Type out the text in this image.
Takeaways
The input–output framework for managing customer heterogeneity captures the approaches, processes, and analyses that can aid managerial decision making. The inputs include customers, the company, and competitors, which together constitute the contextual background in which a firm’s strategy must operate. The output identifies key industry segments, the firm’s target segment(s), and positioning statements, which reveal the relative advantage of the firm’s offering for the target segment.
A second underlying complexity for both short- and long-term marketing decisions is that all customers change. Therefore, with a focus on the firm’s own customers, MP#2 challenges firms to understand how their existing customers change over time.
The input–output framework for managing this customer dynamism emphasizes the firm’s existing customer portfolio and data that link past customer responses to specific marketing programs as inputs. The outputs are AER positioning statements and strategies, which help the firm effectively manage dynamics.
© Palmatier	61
============
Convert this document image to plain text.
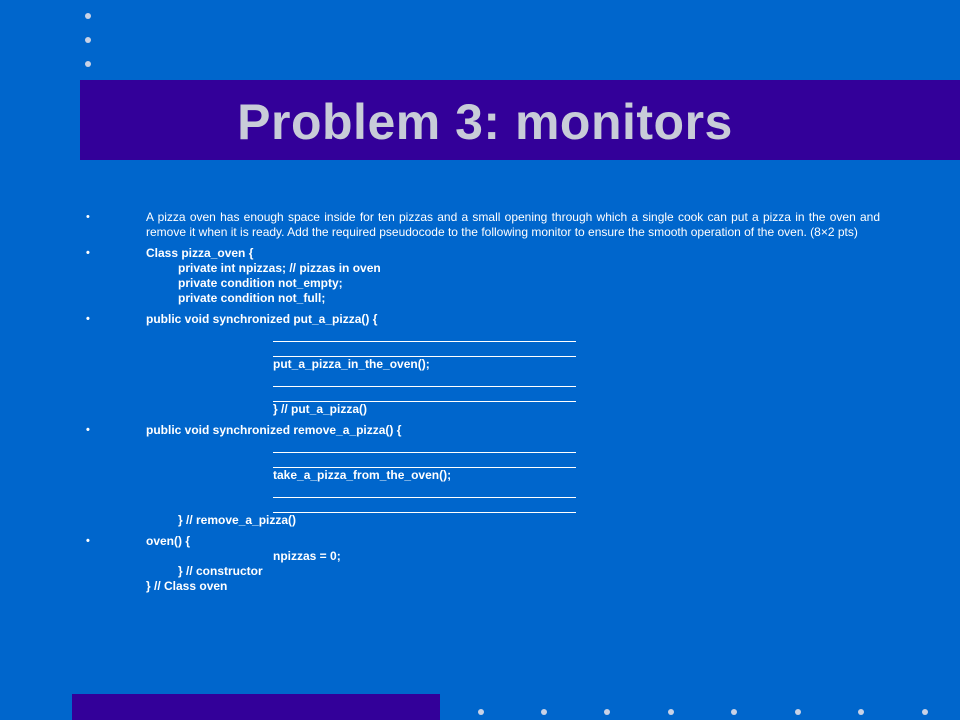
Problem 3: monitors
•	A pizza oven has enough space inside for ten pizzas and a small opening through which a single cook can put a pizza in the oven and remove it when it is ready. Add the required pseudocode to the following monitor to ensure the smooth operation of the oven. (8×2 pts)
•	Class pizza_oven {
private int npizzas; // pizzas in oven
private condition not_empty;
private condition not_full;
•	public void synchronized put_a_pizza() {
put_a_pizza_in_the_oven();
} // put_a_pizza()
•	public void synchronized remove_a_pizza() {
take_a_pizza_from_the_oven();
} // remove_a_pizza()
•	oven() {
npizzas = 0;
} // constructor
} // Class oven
============
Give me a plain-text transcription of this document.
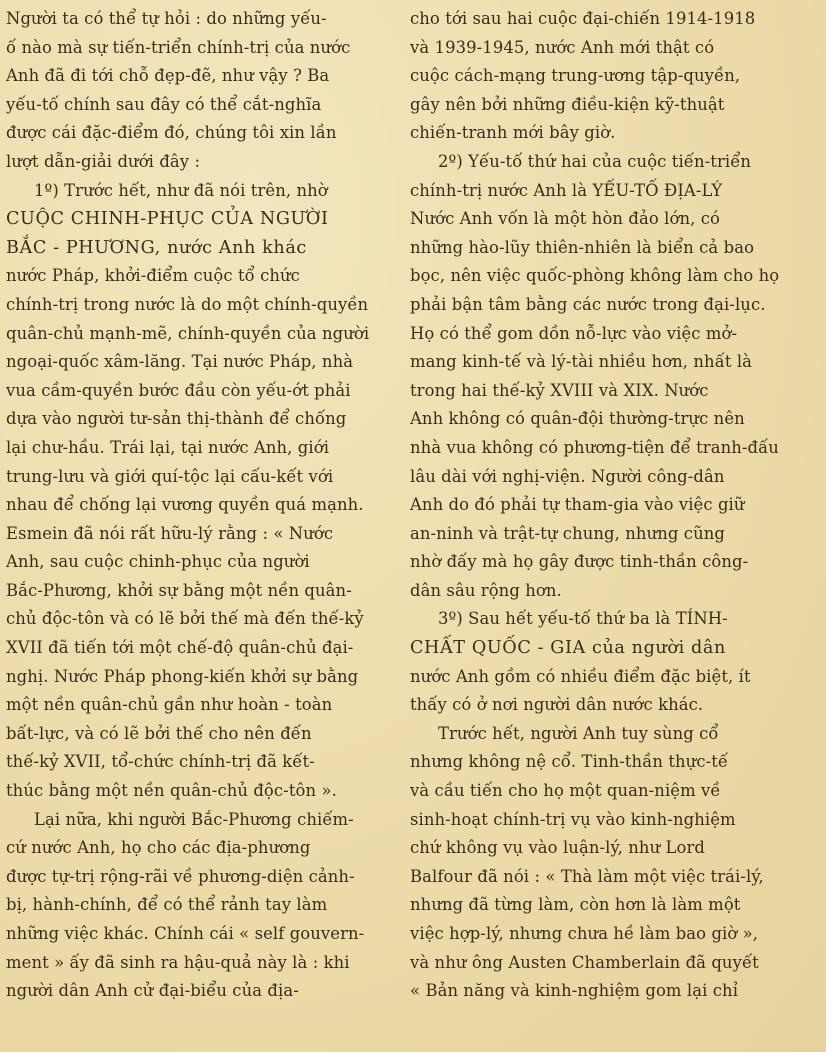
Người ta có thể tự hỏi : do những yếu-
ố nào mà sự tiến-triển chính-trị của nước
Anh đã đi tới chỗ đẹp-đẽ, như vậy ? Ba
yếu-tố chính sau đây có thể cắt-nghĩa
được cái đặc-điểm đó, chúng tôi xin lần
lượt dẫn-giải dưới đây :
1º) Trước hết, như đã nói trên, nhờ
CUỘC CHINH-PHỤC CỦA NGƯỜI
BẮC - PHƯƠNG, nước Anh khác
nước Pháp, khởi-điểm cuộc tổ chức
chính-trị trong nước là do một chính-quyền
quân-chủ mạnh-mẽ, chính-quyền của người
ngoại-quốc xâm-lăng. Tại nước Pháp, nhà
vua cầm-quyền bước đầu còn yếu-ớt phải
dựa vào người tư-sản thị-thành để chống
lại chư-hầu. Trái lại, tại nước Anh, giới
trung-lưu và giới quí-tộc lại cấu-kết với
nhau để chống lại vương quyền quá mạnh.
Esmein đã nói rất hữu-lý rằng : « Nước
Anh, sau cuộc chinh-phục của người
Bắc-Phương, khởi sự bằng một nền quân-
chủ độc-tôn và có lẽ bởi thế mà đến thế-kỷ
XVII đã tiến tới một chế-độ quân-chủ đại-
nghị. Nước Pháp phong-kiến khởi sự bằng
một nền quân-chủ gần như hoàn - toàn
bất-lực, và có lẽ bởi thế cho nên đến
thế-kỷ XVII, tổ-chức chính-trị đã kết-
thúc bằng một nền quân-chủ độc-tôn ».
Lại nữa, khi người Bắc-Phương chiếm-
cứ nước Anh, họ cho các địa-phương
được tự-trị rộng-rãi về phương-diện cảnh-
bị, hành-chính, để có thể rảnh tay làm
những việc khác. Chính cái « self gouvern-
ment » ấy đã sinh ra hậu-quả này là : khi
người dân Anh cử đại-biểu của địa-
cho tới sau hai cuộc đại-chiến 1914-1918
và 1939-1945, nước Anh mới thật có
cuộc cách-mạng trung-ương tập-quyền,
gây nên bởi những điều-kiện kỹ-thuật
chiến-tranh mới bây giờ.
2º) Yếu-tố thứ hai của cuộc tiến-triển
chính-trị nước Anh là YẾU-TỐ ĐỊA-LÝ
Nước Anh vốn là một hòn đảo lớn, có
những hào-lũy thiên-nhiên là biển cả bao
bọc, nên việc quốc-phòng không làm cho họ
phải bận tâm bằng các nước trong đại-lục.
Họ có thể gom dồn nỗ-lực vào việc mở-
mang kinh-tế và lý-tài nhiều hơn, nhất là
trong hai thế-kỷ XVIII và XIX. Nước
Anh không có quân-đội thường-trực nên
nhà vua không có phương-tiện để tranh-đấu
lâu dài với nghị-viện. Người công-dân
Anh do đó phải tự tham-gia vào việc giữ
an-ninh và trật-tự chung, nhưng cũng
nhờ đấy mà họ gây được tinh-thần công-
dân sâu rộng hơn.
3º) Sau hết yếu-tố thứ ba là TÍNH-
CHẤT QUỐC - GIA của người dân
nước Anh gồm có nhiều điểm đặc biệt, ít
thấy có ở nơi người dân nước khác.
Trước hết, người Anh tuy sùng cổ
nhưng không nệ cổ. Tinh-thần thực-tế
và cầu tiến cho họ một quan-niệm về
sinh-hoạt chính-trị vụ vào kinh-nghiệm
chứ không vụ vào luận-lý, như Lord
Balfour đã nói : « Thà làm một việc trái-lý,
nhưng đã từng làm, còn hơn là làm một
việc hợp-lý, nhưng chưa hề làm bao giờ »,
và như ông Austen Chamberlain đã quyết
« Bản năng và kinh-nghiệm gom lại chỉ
============
- [TO BE DONE]
Copy every single line of the material above that holds "marketing".

- [EXPECTED ANSWER]
A second underlying complexity for both short- and long-term marketing decisions is that all customers change. Therefore, with a focus on the firm’s own customers, MP#2 challenges firms to understand how their existing customers change over time.
The input–output framework for managing this customer dynamism emphasizes the firm’s existing customer portfolio and data that link past customer responses to specific marketing programs as inputs. The outputs are AER positioning statements and strategies, which help the firm effectively manage dynamics.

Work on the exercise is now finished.